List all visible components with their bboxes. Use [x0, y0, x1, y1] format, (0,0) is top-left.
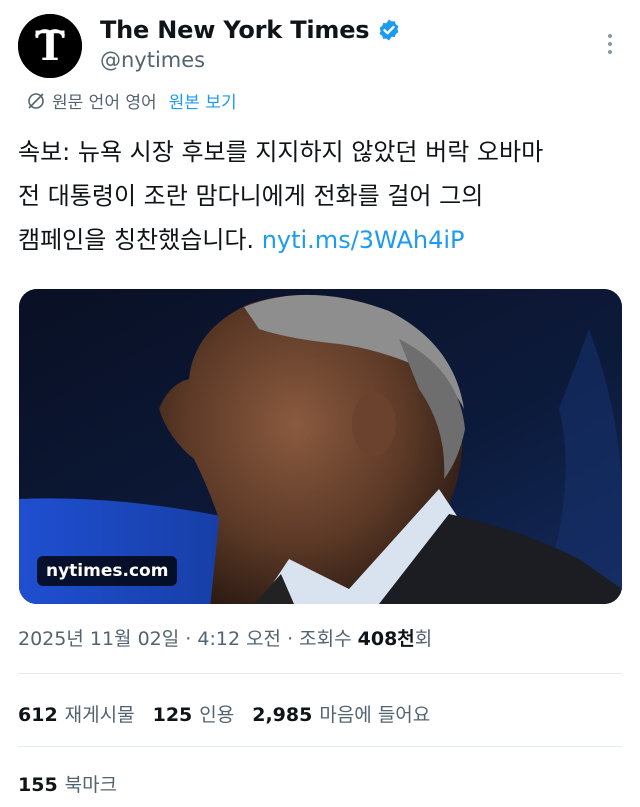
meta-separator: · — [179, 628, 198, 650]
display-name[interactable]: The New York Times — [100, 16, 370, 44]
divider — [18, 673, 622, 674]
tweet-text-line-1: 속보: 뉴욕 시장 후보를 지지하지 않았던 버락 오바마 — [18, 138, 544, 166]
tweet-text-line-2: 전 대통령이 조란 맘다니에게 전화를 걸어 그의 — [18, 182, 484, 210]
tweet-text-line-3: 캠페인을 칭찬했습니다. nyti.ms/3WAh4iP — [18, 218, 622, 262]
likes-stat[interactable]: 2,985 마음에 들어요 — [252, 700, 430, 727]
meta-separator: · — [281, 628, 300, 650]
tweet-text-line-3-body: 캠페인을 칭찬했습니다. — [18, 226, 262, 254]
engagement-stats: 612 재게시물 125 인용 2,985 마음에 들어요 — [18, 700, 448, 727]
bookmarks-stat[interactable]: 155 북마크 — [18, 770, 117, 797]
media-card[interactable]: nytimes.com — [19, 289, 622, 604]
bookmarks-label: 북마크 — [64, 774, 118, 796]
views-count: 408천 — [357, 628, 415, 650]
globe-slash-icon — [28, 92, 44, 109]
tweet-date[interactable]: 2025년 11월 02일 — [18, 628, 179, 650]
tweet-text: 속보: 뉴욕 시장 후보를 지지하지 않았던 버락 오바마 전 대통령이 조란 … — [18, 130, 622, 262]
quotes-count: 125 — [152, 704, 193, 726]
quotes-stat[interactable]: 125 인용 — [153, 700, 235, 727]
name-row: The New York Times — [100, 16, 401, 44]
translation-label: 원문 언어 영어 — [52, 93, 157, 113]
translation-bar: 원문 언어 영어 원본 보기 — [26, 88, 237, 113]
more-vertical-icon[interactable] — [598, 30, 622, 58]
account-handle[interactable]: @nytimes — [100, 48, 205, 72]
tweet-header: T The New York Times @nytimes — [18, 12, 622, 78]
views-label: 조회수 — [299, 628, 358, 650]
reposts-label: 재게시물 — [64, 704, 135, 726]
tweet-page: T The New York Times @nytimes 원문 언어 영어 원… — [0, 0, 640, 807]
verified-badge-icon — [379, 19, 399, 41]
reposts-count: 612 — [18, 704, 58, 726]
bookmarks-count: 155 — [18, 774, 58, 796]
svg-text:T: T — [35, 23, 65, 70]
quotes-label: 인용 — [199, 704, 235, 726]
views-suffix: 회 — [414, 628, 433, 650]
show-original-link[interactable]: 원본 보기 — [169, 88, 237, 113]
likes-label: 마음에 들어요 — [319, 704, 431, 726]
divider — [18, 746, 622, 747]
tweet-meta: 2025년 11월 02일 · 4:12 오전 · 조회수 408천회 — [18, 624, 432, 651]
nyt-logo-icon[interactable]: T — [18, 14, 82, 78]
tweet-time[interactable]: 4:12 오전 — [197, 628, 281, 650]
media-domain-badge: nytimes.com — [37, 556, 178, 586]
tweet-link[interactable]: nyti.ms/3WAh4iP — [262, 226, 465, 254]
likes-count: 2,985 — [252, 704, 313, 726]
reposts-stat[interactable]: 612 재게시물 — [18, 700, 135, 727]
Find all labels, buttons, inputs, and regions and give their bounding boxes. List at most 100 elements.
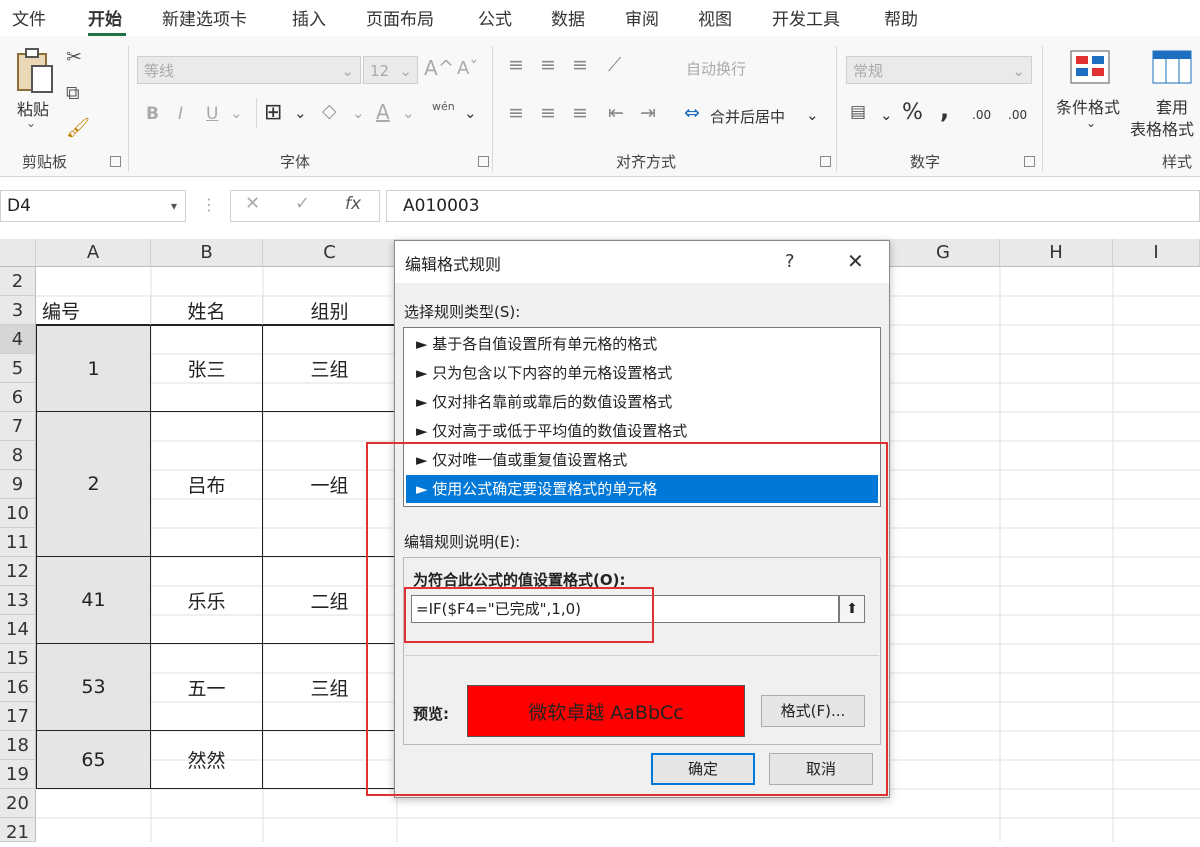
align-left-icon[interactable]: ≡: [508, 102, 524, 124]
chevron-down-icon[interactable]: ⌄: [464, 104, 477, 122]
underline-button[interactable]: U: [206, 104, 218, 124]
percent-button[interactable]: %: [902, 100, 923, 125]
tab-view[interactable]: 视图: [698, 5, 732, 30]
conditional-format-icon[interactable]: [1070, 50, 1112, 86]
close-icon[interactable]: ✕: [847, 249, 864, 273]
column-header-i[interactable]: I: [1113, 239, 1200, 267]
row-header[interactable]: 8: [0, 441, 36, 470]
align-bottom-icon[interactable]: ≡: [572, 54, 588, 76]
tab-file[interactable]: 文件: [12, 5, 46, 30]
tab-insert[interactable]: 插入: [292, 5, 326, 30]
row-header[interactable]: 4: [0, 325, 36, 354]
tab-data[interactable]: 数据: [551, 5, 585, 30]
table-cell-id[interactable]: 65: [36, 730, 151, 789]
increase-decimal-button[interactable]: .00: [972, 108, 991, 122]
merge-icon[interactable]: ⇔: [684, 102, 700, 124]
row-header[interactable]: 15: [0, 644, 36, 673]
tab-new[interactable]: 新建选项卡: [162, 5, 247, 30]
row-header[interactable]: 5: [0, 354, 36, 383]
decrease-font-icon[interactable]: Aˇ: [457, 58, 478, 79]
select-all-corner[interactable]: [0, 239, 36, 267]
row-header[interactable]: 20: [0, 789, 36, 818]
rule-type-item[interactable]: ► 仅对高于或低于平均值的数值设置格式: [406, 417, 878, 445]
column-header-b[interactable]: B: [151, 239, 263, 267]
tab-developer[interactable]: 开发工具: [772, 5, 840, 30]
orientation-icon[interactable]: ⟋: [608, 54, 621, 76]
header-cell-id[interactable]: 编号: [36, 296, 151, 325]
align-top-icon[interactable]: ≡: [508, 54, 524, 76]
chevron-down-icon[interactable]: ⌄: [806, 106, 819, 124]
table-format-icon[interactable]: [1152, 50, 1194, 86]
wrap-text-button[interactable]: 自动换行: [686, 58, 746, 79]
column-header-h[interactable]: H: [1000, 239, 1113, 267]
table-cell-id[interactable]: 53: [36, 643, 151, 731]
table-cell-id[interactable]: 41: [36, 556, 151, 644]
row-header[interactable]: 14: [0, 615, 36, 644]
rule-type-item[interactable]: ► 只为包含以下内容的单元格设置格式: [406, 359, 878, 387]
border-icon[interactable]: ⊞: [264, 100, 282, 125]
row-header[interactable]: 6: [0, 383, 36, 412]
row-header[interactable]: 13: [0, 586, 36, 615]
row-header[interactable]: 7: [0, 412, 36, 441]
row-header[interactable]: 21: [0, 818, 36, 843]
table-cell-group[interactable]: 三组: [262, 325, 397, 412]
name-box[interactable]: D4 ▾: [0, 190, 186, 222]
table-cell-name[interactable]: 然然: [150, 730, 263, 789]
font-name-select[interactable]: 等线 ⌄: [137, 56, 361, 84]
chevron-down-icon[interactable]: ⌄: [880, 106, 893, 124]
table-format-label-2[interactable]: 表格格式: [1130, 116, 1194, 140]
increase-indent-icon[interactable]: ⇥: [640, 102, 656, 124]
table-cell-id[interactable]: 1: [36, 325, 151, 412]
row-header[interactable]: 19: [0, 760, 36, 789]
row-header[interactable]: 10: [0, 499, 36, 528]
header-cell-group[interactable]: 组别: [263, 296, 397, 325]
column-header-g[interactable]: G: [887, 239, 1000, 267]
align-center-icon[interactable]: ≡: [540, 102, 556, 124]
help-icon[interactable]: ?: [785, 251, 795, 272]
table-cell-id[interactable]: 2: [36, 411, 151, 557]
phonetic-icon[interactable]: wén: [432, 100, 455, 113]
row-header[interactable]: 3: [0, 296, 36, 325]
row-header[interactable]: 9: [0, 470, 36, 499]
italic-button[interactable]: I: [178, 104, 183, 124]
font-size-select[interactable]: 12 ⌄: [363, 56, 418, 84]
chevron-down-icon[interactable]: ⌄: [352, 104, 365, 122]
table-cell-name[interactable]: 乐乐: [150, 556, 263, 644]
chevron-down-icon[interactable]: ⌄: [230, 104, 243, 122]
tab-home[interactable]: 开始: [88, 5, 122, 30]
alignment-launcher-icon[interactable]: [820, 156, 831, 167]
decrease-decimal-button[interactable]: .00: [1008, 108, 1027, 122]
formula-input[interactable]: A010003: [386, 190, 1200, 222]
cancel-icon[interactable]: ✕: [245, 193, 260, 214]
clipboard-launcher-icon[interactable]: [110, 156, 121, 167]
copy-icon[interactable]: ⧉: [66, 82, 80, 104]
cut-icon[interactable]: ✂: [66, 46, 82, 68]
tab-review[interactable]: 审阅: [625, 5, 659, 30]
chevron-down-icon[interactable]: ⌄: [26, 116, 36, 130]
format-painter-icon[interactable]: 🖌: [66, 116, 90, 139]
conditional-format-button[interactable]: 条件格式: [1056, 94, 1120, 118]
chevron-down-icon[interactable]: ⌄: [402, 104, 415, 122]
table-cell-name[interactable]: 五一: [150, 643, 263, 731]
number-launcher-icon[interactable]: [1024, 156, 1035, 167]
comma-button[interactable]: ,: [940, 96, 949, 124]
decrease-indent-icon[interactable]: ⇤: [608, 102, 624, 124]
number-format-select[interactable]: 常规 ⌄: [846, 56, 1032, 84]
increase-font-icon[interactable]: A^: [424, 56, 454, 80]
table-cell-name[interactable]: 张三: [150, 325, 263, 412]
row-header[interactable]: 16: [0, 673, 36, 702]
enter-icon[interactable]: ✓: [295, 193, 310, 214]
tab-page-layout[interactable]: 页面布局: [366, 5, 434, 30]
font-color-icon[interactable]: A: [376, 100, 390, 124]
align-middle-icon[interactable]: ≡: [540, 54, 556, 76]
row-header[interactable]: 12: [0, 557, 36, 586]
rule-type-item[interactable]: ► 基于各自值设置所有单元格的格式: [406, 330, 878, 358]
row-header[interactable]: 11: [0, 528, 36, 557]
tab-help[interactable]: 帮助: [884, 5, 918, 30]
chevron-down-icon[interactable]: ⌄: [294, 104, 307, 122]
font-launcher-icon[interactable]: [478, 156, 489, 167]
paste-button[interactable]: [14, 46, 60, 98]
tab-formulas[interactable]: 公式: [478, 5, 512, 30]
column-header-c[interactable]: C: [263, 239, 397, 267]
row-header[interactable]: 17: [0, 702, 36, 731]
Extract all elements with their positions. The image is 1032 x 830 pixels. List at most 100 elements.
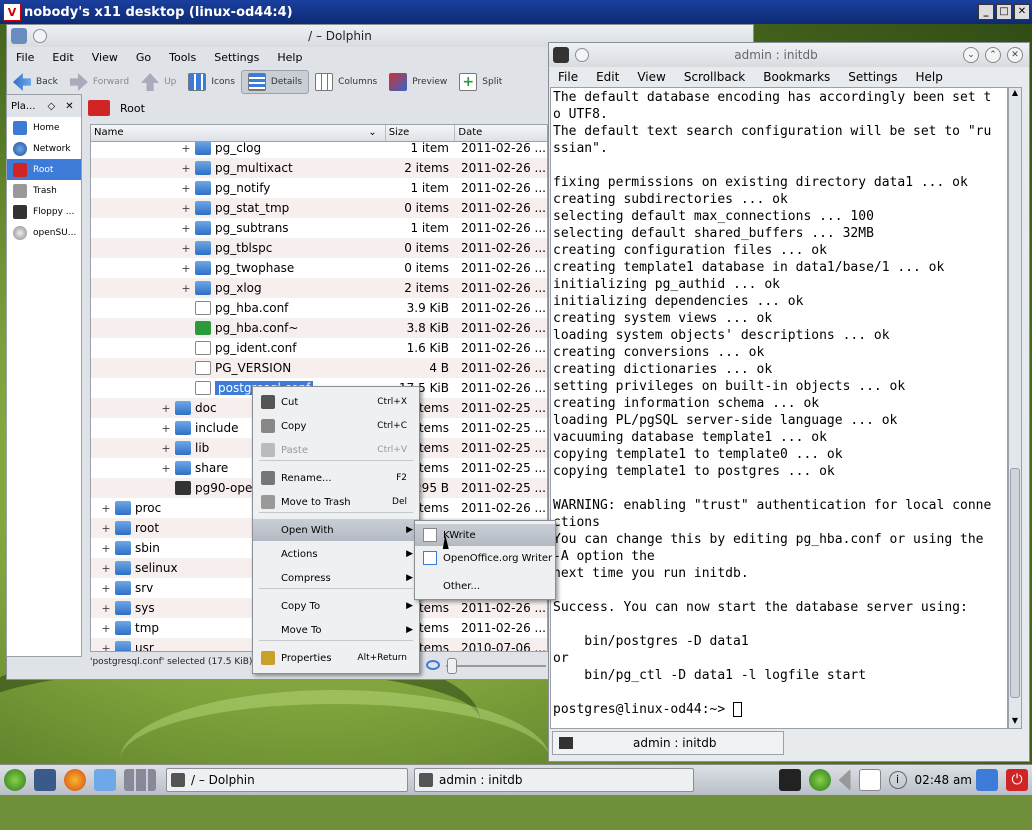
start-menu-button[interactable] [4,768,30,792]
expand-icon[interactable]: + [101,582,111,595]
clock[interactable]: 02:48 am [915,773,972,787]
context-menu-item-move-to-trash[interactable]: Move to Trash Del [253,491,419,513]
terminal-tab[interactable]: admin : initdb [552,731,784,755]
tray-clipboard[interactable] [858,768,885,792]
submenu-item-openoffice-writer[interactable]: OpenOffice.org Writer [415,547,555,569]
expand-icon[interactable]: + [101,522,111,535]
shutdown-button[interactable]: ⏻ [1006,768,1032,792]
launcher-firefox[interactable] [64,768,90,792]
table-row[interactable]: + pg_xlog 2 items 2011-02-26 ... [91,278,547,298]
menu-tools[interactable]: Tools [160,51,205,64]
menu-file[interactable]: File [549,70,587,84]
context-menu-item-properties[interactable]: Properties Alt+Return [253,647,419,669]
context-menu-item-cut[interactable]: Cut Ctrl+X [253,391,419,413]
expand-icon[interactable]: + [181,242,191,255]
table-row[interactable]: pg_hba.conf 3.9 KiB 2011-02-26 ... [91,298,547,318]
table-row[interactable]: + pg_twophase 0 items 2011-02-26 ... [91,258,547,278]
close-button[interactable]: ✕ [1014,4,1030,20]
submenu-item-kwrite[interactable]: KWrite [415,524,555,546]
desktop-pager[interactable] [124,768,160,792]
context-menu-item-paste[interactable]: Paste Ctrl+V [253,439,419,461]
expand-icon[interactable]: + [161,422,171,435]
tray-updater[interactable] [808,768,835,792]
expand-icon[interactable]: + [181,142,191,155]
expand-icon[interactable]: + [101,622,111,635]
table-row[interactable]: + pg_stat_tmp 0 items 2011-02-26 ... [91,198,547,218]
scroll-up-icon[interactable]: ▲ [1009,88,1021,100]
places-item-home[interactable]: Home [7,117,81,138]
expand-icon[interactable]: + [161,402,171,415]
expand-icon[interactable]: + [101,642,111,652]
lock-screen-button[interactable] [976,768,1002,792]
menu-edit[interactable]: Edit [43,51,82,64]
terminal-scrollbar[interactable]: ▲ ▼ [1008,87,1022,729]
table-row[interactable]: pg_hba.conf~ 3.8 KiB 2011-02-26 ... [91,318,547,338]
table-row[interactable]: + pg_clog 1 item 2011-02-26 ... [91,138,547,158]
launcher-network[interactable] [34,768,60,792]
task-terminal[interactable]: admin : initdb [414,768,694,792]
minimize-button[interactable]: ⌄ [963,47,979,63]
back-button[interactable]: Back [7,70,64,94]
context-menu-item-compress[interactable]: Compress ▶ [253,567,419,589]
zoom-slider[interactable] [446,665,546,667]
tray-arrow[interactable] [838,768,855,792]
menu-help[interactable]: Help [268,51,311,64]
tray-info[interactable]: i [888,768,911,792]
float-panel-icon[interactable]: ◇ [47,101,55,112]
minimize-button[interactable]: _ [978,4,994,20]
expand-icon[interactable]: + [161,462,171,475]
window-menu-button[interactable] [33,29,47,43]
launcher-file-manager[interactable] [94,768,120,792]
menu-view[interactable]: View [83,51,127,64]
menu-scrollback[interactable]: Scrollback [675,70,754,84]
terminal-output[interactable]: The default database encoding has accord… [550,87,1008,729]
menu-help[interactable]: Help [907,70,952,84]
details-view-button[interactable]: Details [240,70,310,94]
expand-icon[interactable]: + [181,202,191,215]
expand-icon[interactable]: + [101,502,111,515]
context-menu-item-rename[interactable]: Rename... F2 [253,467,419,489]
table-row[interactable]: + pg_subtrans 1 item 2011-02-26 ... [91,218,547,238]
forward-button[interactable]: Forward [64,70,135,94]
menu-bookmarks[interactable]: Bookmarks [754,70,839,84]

§ Exercise description: Pull out every line in the items that contains the string "increase", matching case exactly.

§ Solution to this exercise:
increase-decimal-button[interactable]: .00: [972, 108, 991, 122]
increase-indent-icon[interactable]: ⇥: [640, 102, 656, 124]
increase-font-icon[interactable]: A^: [424, 56, 454, 80]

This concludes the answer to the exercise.